--- begin ---

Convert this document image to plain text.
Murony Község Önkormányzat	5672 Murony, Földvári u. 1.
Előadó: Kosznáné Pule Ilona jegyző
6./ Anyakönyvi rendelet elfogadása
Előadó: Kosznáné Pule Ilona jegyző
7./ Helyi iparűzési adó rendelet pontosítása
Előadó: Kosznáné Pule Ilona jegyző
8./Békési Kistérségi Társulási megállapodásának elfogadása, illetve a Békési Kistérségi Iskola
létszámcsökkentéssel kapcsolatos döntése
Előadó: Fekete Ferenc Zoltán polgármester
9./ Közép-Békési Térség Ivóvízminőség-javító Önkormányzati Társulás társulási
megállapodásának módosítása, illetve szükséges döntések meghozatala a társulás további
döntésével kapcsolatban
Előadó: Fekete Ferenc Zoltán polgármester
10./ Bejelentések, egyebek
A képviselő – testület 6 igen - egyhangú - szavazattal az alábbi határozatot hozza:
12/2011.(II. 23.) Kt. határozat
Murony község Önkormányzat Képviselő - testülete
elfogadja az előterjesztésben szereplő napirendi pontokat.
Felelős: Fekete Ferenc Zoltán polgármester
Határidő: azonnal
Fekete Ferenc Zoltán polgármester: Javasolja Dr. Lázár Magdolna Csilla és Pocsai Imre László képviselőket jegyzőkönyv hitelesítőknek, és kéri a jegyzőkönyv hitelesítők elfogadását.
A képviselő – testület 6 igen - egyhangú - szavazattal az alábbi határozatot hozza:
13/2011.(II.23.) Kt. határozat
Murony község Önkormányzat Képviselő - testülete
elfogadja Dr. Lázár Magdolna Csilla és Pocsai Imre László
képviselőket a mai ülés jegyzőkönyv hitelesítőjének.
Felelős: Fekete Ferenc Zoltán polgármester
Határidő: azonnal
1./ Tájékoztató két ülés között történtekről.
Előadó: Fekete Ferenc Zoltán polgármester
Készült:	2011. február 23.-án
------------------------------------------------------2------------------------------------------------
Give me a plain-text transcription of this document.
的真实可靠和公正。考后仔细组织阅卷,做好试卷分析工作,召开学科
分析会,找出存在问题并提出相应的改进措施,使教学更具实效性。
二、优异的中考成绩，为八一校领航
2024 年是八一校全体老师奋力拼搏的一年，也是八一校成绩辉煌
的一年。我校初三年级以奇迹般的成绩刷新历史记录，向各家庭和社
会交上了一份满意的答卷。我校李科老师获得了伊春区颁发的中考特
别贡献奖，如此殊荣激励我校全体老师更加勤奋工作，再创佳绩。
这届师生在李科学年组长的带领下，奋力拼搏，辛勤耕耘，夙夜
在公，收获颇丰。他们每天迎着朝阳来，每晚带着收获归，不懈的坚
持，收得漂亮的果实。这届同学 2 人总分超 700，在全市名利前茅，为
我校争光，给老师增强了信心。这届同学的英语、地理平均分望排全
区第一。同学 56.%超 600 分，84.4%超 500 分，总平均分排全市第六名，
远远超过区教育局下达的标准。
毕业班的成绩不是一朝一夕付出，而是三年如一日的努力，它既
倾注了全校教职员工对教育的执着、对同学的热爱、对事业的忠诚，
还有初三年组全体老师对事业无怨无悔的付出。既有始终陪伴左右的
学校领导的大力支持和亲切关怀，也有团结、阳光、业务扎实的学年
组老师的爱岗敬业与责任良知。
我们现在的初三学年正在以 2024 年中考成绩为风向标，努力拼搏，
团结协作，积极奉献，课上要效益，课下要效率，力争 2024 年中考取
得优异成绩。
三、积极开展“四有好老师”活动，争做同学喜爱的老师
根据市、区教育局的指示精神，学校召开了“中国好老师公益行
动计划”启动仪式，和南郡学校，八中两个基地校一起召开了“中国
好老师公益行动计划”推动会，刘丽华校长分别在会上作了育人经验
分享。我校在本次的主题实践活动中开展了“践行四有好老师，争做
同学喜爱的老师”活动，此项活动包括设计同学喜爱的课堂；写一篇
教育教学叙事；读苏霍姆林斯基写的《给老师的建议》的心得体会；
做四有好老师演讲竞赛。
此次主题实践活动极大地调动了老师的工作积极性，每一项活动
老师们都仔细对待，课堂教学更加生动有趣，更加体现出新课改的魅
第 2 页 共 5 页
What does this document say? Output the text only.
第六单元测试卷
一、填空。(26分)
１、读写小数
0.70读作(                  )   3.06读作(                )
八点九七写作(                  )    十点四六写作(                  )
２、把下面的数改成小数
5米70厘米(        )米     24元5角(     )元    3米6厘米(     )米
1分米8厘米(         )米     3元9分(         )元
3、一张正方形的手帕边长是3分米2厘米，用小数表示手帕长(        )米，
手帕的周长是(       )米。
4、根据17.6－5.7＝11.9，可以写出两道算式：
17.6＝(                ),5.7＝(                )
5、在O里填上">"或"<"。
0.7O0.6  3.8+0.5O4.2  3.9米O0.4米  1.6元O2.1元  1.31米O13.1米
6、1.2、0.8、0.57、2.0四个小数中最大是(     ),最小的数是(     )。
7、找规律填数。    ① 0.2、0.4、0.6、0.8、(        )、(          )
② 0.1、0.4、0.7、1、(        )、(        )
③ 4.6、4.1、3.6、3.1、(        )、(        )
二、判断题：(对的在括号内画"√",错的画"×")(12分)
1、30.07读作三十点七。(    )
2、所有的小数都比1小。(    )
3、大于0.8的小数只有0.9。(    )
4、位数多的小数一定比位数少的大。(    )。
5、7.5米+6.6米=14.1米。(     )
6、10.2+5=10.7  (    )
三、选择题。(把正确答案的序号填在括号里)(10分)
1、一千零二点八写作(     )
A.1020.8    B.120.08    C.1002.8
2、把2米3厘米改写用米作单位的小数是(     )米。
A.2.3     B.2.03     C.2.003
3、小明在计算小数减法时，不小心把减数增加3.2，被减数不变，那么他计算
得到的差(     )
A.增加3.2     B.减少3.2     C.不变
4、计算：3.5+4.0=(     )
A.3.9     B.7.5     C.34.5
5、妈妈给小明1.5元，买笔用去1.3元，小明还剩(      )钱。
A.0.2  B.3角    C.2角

--- end ---

DIRECTIONS: Determine how many lines in the data above contain the string "document". Give nothing except the number.

WRITTEN REPLY: 3